==== DATASET ENTRIES ====

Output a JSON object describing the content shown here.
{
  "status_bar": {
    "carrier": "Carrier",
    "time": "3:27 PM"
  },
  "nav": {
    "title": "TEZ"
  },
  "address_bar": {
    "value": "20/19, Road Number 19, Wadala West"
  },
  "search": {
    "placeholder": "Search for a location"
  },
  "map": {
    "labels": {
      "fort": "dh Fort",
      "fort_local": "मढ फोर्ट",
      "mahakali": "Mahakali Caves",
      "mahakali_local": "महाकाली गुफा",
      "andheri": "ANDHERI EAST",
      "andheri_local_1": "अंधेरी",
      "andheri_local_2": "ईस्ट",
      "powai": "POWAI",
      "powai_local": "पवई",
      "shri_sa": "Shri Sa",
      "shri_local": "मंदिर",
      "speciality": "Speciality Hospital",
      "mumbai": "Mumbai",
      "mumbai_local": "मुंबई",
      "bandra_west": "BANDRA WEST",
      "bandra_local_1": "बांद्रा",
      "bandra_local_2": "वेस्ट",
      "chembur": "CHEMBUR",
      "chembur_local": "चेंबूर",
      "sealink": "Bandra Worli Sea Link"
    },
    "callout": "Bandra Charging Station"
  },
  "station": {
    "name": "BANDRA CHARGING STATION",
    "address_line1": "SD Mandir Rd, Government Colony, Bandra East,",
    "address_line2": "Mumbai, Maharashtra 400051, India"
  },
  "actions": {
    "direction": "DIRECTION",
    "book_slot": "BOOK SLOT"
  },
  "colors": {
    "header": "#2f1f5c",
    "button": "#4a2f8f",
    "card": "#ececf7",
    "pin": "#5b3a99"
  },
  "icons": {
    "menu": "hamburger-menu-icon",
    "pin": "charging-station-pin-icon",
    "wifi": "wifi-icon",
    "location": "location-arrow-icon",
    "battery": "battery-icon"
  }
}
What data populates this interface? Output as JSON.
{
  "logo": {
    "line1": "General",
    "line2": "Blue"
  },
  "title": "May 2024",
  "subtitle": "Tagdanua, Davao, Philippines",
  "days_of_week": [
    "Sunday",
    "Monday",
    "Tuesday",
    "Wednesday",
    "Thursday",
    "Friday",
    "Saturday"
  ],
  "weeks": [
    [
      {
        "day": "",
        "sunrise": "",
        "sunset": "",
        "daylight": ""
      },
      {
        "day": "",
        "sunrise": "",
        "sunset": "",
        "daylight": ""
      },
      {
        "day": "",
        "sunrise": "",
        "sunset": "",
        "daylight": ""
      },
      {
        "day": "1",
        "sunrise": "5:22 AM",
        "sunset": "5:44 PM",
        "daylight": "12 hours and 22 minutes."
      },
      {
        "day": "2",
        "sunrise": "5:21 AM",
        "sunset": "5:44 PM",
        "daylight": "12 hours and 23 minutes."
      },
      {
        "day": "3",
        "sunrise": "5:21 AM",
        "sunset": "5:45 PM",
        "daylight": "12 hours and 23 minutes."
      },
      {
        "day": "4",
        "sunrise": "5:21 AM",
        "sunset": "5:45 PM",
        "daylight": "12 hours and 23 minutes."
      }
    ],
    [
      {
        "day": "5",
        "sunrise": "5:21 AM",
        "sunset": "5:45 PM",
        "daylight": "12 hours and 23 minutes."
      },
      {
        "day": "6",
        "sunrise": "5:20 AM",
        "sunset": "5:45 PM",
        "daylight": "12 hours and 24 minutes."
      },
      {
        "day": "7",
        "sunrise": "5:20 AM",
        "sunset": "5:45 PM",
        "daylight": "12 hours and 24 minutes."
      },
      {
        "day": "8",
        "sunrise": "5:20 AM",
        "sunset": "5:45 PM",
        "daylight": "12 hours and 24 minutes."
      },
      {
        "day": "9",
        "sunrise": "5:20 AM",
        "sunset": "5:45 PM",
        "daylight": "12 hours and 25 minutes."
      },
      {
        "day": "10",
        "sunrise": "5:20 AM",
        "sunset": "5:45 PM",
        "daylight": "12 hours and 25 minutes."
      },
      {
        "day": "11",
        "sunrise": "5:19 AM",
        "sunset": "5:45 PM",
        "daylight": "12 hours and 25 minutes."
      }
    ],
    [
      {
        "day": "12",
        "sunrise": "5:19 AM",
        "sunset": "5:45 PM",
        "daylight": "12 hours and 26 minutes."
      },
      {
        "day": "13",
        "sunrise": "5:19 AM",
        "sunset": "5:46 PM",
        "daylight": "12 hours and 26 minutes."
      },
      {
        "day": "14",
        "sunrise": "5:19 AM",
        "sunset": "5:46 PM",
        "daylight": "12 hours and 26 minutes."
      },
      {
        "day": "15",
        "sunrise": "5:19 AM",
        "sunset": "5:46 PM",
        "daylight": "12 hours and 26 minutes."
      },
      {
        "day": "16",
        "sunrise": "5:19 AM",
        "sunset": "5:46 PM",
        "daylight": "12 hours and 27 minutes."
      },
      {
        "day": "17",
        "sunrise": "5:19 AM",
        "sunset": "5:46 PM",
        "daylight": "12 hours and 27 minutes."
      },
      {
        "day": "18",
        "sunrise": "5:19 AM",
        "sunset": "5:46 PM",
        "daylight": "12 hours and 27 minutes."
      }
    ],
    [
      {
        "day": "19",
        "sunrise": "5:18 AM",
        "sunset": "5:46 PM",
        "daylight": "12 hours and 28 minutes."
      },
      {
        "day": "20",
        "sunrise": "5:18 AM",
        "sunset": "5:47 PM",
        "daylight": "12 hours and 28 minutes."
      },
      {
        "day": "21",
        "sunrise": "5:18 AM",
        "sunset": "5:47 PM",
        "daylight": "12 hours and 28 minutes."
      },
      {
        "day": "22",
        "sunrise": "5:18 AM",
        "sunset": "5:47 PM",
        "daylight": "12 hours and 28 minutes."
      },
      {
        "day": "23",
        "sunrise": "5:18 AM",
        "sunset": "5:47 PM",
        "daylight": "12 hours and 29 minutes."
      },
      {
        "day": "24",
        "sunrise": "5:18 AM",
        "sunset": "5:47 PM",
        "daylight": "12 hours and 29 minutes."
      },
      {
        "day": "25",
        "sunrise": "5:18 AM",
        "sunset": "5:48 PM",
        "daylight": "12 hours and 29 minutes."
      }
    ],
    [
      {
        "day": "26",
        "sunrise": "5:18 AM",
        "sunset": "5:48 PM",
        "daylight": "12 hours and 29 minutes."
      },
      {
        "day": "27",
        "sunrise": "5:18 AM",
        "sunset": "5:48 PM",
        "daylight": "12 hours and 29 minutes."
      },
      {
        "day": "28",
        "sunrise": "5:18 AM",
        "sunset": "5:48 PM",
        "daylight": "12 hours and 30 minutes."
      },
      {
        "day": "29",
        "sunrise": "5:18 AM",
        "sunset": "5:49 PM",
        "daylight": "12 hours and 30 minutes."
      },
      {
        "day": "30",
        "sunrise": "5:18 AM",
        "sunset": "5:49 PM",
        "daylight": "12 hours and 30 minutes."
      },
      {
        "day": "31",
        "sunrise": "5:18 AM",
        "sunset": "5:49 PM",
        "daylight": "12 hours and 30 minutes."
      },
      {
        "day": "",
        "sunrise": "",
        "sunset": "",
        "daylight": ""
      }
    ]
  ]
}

====

[WRITTEN INSTRUCTION]: Make an exact copy of the records.

[REPLY TO THE EXERCISE]:
Output a JSON object describing the content shown here.
{
  "status_bar": {
    "carrier": "Carrier",
    "time": "3:27 PM"
  },
  "nav": {
    "title": "TEZ"
  },
  "address_bar": {
    "value": "20/19, Road Number 19, Wadala West"
  },
  "search": {
    "placeholder": "Search for a location"
  },
  "map": {
    "labels": {
      "fort": "dh Fort",
      "fort_local": "मढ फोर्ट",
      "mahakali": "Mahakali Caves",
      "mahakali_local": "महाकाली गुफा",
      "andheri": "ANDHERI EAST",
      "andheri_local_1": "अंधेरी",
      "andheri_local_2": "ईस्ट",
      "powai": "POWAI",
      "powai_local": "पवई",
      "shri_sa": "Shri Sa",
      "shri_local": "मंदिर",
      "speciality": "Speciality Hospital",
      "mumbai": "Mumbai",
      "mumbai_local": "मुंबई",
      "bandra_west": "BANDRA WEST",
      "bandra_local_1": "बांद्रा",
      "bandra_local_2": "वेस्ट",
      "chembur": "CHEMBUR",
      "chembur_local": "चेंबूर",
      "sealink": "Bandra Worli Sea Link"
    },
    "callout": "Bandra Charging Station"
  },
  "station": {
    "name": "BANDRA CHARGING STATION",
    "address_line1": "SD Mandir Rd, Government Colony, Bandra East,",
    "address_line2": "Mumbai, Maharashtra 400051, India"
  },
  "actions": {
    "direction": "DIRECTION",
    "book_slot": "BOOK SLOT"
  },
  "colors": {
    "header": "#2f1f5c",
    "button": "#4a2f8f",
    "card": "#ececf7",
    "pin": "#5b3a99"
  },
  "icons": {
    "menu": "hamburger-menu-icon",
    "pin": "charging-station-pin-icon",
    "wifi": "wifi-icon",
    "location": "location-arrow-icon",
    "battery": "battery-icon"
  }
}
What data populates this interface? Output as JSON.
{
  "logo": {
    "line1": "General",
    "line2": "Blue"
  },
  "title": "May 2024",
  "subtitle": "Tagdanua, Davao, Philippines",
  "days_of_week": [
    "Sunday",
    "Monday",
    "Tuesday",
    "Wednesday",
    "Thursday",
    "Friday",
    "Saturday"
  ],
  "weeks": [
    [
      {
        "day": "",
        "sunrise": "",
        "sunset": "",
        "daylight": ""
      },
      {
        "day": "",
        "sunrise": "",
        "sunset": "",
        "daylight": ""
      },
      {
        "day": "",
        "sunrise": "",
        "sunset": "",
        "daylight": ""
      },
      {
        "day": "1",
        "sunrise": "5:22 AM",
        "sunset": "5:44 PM",
        "daylight": "12 hours and 22 minutes."
      },
      {
        "day": "2",
        "sunrise": "5:21 AM",
        "sunset": "5:44 PM",
        "daylight": "12 hours and 23 minutes."
      },
      {
        "day": "3",
        "sunrise": "5:21 AM",
        "sunset": "5:45 PM",
        "daylight": "12 hours and 23 minutes."
      },
      {
        "day": "4",
        "sunrise": "5:21 AM",
        "sunset": "5:45 PM",
        "daylight": "12 hours and 23 minutes."
      }
    ],
    [
      {
        "day": "5",
        "sunrise": "5:21 AM",
        "sunset": "5:45 PM",
        "daylight": "12 hours and 23 minutes."
      },
      {
        "day": "6",
        "sunrise": "5:20 AM",
        "sunset": "5:45 PM",
        "daylight": "12 hours and 24 minutes."
      },
      {
        "day": "7",
        "sunrise": "5:20 AM",
        "sunset": "5:45 PM",
        "daylight": "12 hours and 24 minutes."
      },
      {
        "day": "8",
        "sunrise": "5:20 AM",
        "sunset": "5:45 PM",
        "daylight": "12 hours and 24 minutes."
      },
      {
        "day": "9",
        "sunrise": "5:20 AM",
        "sunset": "5:45 PM",
        "daylight": "12 hours and 25 minutes."
      },
      {
        "day": "10",
        "sunrise": "5:20 AM",
        "sunset": "5:45 PM",
        "daylight": "12 hours and 25 minutes."
      },
      {
        "day": "11",
        "sunrise": "5:19 AM",
        "sunset": "5:45 PM",
        "daylight": "12 hours and 25 minutes."
      }
    ],
    [
      {
        "day": "12",
        "sunrise": "5:19 AM",
        "sunset": "5:45 PM",
        "daylight": "12 hours and 26 minutes."
      },
      {
        "day": "13",
        "sunrise": "5:19 AM",
        "sunset": "5:46 PM",
        "daylight": "12 hours and 26 minutes."
      },
      {
        "day": "14",
        "sunrise": "5:19 AM",
        "sunset": "5:46 PM",
        "daylight": "12 hours and 26 minutes."
      },
      {
        "day": "15",
        "sunrise": "5:19 AM",
        "sunset": "5:46 PM",
        "daylight": "12 hours and 26 minutes."
      },
      {
        "day": "16",
        "sunrise": "5:19 AM",
        "sunset": "5:46 PM",
        "daylight": "12 hours and 27 minutes."
      },
      {
        "day": "17",
        "sunrise": "5:19 AM",
        "sunset": "5:46 PM",
        "daylight": "12 hours and 27 minutes."
      },
      {
        "day": "18",
        "sunrise": "5:19 AM",
        "sunset": "5:46 PM",
        "daylight": "12 hours and 27 minutes."
      }
    ],
    [
      {
        "day": "19",
        "sunrise": "5:18 AM",
        "sunset": "5:46 PM",
        "daylight": "12 hours and 28 minutes."
      },
      {
        "day": "20",
        "sunrise": "5:18 AM",
        "sunset": "5:47 PM",
        "daylight": "12 hours and 28 minutes."
      },
      {
        "day": "21",
        "sunrise": "5:18 AM",
        "sunset": "5:47 PM",
        "daylight": "12 hours and 28 minutes."
      },
      {
        "day": "22",
        "sunrise": "5:18 AM",
        "sunset": "5:47 PM",
        "daylight": "12 hours and 28 minutes."
      },
      {
        "day": "23",
        "sunrise": "5:18 AM",
        "sunset": "5:47 PM",
        "daylight": "12 hours and 29 minutes."
      },
      {
        "day": "24",
        "sunrise": "5:18 AM",
        "sunset": "5:47 PM",
        "daylight": "12 hours and 29 minutes."
      },
      {
        "day": "25",
        "sunrise": "5:18 AM",
        "sunset": "5:48 PM",
        "daylight": "12 hours and 29 minutes."
      }
    ],
    [
      {
        "day": "26",
        "sunrise": "5:18 AM",
        "sunset": "5:48 PM",
        "daylight": "12 hours and 29 minutes."
      },
      {
        "day": "27",
        "sunrise": "5:18 AM",
        "sunset": "5:48 PM",
        "daylight": "12 hours and 29 minutes."
      },
      {
        "day": "28",
        "sunrise": "5:18 AM",
        "sunset": "5:48 PM",
        "daylight": "12 hours and 30 minutes."
      },
      {
        "day": "29",
        "sunrise": "5:18 AM",
        "sunset": "5:49 PM",
        "daylight": "12 hours and 30 minutes."
      },
      {
        "day": "30",
        "sunrise": "5:18 AM",
        "sunset": "5:49 PM",
        "daylight": "12 hours and 30 minutes."
      },
      {
        "day": "31",
        "sunrise": "5:18 AM",
        "sunset": "5:49 PM",
        "daylight": "12 hours and 30 minutes."
      },
      {
        "day": "",
        "sunrise": "",
        "sunset": "",
        "daylight": ""
      }
    ]
  ]
}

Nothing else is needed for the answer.